═══ RECORDS SUPPLIED

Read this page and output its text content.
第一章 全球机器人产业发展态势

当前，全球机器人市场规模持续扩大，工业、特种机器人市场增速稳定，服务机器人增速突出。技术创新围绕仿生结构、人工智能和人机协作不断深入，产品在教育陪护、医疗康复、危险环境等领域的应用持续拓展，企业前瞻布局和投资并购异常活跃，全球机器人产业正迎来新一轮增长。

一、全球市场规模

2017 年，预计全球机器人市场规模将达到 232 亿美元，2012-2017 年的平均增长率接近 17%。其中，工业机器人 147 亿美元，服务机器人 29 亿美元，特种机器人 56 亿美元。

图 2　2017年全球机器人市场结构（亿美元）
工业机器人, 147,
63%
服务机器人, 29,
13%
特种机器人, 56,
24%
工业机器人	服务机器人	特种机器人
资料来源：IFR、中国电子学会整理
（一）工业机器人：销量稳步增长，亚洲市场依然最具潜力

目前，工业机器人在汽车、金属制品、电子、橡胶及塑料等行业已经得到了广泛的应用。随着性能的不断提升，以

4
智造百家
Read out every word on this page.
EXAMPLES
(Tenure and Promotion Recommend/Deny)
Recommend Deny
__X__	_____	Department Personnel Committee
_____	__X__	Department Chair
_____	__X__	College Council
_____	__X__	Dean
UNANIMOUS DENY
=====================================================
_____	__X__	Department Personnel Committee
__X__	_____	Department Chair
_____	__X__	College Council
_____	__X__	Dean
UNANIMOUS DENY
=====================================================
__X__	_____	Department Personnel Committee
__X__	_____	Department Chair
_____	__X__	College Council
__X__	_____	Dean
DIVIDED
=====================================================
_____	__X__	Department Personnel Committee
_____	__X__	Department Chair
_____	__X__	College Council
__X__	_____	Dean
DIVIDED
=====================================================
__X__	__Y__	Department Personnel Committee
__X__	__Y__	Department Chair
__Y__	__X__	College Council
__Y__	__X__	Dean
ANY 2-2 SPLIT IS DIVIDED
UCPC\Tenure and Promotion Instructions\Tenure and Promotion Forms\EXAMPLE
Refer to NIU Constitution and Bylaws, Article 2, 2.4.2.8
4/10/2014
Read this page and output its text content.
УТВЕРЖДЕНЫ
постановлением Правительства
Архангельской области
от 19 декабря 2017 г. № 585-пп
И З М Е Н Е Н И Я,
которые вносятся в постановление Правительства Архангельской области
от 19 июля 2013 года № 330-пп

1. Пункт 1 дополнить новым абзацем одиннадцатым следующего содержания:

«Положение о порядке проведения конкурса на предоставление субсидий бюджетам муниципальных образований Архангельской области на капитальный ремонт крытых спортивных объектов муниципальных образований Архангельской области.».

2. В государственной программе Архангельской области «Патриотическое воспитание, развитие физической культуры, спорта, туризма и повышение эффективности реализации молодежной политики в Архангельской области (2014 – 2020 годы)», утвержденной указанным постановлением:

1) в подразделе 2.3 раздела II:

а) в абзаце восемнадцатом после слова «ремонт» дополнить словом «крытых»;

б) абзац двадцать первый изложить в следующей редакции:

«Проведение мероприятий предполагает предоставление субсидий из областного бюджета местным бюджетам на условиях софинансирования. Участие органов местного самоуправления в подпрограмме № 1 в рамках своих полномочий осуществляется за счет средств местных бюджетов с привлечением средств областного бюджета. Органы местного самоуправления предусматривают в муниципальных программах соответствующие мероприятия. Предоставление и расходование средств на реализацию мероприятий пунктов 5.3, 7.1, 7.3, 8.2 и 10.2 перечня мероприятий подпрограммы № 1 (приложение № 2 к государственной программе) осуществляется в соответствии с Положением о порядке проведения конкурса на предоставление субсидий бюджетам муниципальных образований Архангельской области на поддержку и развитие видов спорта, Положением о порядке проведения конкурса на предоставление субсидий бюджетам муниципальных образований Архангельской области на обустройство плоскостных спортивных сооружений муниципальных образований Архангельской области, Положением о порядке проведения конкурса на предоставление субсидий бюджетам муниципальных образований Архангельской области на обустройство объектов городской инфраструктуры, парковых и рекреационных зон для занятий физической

══════

GOAL OF THE EXERCISE
Above are the records. Copy every line in them holding "развитие".

COMPLETED EXERCISE
2. В государственной программе Архангельской области «Патриотическое воспитание, развитие физической культуры, спорта, туризма и повышение эффективности реализации молодежной политики в Архангельской области (2014 – 2020 годы)», утвержденной указанным постановлением:
«Проведение мероприятий предполагает предоставление субсидий из областного бюджета местным бюджетам на условиях софинансирования. Участие органов местного самоуправления в подпрограмме № 1 в рамках своих полномочий осуществляется за счет средств местных бюджетов с привлечением средств областного бюджета. Органы местного самоуправления предусматривают в муниципальных программах соответствующие мероприятия. Предоставление и расходование средств на реализацию мероприятий пунктов 5.3, 7.1, 7.3, 8.2 и 10.2 перечня мероприятий подпрограммы № 1 (приложение № 2 к государственной программе) осуществляется в соответствии с Положением о порядке проведения конкурса на предоставление субсидий бюджетам муниципальных образований Архангельской области на поддержку и развитие видов спорта, Положением о порядке проведения конкурса на предоставление субсидий бюджетам муниципальных образований Архангельской области на обустройство плоскостных спортивных сооружений муниципальных образований Архангельской области, Положением о порядке проведения конкурса на предоставление субсидий бюджетам муниципальных образований Архангельской области на обустройство объектов городской инфраструктуры, парковых и рекреационных зон для занятий физической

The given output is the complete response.